* **Exercise**: Reproduce verbatim the entries from the first line through the line holding "entry-headword: ECTOPIE (62, 94, 160, 114)", inclusive.

---- Data records

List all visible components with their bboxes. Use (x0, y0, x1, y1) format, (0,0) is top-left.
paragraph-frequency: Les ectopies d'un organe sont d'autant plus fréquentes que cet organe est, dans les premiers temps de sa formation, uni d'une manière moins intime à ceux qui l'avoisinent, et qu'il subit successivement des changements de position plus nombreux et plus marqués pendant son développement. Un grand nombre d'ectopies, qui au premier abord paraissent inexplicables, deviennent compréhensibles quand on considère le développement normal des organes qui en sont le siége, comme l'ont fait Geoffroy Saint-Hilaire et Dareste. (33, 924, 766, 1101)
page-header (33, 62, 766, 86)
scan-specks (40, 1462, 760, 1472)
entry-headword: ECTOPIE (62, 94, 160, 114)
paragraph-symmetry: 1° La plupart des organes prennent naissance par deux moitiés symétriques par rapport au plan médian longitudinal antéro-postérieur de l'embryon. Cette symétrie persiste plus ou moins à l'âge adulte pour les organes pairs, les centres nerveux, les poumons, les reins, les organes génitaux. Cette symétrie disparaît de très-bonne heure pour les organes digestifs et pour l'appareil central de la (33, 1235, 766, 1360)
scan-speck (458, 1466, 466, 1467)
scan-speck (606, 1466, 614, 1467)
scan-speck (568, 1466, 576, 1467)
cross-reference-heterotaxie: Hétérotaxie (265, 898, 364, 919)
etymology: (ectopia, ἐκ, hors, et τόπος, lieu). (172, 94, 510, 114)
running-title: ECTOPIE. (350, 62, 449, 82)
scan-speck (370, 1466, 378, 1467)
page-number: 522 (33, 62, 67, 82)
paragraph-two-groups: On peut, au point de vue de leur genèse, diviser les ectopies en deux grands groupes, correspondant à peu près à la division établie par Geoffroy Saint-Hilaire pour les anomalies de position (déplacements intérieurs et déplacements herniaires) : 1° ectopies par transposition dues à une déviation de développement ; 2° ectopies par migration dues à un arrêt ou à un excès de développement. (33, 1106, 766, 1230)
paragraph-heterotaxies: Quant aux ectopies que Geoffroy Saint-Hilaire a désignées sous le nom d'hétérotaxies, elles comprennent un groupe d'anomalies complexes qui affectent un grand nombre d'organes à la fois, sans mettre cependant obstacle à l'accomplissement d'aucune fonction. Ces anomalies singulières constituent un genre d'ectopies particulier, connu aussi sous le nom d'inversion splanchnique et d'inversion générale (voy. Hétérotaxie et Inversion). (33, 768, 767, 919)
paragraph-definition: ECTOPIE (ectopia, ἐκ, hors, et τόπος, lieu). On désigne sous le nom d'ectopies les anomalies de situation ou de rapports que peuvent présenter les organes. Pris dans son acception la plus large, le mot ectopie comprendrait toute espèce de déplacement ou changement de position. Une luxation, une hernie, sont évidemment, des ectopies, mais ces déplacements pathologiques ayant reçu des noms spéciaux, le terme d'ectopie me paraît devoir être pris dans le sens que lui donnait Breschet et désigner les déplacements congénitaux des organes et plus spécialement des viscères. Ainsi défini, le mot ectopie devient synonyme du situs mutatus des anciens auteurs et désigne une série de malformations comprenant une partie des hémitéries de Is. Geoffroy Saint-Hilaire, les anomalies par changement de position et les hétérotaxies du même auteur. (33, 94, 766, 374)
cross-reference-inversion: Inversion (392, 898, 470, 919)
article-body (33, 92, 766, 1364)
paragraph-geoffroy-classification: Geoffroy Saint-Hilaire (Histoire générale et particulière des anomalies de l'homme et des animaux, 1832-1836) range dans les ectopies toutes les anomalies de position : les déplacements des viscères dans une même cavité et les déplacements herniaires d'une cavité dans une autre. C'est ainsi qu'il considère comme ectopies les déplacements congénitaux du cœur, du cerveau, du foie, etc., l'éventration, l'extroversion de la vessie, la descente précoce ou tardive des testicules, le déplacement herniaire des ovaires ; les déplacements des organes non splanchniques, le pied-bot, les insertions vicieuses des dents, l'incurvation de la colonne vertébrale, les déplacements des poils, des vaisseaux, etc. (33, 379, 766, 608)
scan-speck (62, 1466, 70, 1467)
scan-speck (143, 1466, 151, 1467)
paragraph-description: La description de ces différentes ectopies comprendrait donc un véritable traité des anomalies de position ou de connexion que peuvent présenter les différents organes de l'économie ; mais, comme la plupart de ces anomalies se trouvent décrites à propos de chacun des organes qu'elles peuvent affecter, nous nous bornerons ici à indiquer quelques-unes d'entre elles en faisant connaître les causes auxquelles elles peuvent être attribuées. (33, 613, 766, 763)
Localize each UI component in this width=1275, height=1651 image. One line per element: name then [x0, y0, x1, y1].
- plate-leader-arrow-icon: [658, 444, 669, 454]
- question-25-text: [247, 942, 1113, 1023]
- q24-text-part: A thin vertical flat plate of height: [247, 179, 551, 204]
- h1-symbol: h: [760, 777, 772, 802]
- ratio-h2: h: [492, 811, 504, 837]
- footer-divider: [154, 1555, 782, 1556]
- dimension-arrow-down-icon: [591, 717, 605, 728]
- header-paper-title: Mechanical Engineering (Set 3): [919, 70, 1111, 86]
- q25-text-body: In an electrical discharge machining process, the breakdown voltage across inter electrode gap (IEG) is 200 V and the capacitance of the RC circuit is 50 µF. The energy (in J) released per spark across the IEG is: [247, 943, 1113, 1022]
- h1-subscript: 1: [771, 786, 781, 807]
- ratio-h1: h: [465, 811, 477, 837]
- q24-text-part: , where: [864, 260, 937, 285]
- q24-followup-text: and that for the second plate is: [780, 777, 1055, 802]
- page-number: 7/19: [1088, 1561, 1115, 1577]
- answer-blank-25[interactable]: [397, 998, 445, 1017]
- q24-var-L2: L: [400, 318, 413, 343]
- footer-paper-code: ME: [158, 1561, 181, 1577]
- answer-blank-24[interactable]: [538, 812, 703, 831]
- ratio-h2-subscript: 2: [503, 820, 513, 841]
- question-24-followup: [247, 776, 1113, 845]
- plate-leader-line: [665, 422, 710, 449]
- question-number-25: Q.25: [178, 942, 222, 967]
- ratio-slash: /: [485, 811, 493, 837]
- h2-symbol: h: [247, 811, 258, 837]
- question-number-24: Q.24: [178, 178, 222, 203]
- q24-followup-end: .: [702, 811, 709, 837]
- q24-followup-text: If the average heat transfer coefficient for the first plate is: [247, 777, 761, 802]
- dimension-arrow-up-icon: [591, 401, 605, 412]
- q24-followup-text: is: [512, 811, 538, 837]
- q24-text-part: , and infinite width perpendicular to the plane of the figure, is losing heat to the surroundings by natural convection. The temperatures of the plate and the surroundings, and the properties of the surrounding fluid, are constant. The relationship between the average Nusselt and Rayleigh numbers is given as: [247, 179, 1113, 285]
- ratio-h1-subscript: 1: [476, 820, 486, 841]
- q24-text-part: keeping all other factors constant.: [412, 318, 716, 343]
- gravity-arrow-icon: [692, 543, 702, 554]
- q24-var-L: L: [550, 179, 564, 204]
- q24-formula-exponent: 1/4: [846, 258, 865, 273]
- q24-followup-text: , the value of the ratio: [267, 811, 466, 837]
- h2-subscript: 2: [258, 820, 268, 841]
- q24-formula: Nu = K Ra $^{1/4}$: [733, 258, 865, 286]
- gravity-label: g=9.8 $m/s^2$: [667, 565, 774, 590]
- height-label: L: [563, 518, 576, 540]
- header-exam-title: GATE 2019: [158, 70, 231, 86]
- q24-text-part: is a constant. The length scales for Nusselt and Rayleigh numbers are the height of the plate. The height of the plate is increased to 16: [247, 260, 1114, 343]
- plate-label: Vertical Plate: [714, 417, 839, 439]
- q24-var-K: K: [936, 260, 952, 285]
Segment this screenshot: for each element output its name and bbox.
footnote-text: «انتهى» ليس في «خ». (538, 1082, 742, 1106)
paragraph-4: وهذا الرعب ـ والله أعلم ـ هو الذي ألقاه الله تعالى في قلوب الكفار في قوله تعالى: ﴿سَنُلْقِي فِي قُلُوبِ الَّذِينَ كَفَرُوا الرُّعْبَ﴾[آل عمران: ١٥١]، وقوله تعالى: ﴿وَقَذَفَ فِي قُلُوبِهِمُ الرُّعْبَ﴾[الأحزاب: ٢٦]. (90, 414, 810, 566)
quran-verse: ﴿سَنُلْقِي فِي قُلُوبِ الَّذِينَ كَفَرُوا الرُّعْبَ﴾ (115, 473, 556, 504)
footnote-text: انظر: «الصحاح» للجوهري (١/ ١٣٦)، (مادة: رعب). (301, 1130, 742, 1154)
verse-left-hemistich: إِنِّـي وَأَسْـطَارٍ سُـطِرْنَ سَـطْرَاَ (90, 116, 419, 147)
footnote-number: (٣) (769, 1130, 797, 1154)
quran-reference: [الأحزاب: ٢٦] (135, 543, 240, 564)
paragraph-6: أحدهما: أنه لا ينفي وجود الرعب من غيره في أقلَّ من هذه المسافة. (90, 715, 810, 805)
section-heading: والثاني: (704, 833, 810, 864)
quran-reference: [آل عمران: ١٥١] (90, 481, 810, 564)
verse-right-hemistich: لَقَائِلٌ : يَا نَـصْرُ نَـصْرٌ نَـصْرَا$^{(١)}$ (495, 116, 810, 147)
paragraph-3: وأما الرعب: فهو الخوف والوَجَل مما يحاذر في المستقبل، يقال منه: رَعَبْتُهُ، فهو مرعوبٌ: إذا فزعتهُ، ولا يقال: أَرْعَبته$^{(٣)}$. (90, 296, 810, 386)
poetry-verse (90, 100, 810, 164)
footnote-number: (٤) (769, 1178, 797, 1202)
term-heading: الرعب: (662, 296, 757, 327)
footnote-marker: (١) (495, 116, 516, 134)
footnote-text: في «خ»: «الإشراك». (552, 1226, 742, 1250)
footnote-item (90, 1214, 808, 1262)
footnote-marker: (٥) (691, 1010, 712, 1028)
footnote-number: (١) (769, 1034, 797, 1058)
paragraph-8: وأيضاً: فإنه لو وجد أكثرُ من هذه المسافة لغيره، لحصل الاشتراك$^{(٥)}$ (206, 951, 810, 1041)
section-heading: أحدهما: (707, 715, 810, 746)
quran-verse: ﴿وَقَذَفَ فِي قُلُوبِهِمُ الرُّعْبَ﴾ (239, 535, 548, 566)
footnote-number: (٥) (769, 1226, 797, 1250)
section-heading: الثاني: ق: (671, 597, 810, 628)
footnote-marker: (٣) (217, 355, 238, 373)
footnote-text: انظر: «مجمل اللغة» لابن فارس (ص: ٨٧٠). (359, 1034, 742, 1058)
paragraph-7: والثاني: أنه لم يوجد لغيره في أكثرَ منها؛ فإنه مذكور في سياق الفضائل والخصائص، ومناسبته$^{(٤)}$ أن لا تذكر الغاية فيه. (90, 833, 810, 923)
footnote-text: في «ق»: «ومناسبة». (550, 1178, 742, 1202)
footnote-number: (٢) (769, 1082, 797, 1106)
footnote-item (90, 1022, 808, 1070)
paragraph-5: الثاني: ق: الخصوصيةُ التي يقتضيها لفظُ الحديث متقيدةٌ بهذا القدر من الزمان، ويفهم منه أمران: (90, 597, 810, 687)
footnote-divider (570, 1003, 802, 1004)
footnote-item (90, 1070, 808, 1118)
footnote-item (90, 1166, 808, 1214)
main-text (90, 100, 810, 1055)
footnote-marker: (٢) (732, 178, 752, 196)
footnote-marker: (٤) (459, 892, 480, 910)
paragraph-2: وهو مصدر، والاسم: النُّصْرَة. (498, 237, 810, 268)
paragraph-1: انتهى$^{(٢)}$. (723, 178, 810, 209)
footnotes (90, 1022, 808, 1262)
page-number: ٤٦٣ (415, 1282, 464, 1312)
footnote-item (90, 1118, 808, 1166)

--------

* **Right answer**:
List all visible components with their bboxes. Use (x0, y0, x1, y1) format, (0,0) is top-left.
paragraph-frequency: Les ectopies d'un organe sont d'autant plus fréquentes que cet organe est, dans les premiers temps de sa formation, uni d'une manière moins intime à ceux qui l'avoisinent, et qu'il subit successivement des changements de position plus nombreux et plus marqués pendant son développement. Un grand nombre d'ectopies, qui au premier abord paraissent inexplicables, deviennent compréhensibles quand on considère le développement normal des organes qui en sont le siége, comme l'ont fait Geoffroy Saint-Hilaire et Dareste. (33, 924, 766, 1101)
page-header (33, 62, 766, 86)
scan-specks (40, 1462, 760, 1472)
entry-headword: ECTOPIE (62, 94, 160, 114)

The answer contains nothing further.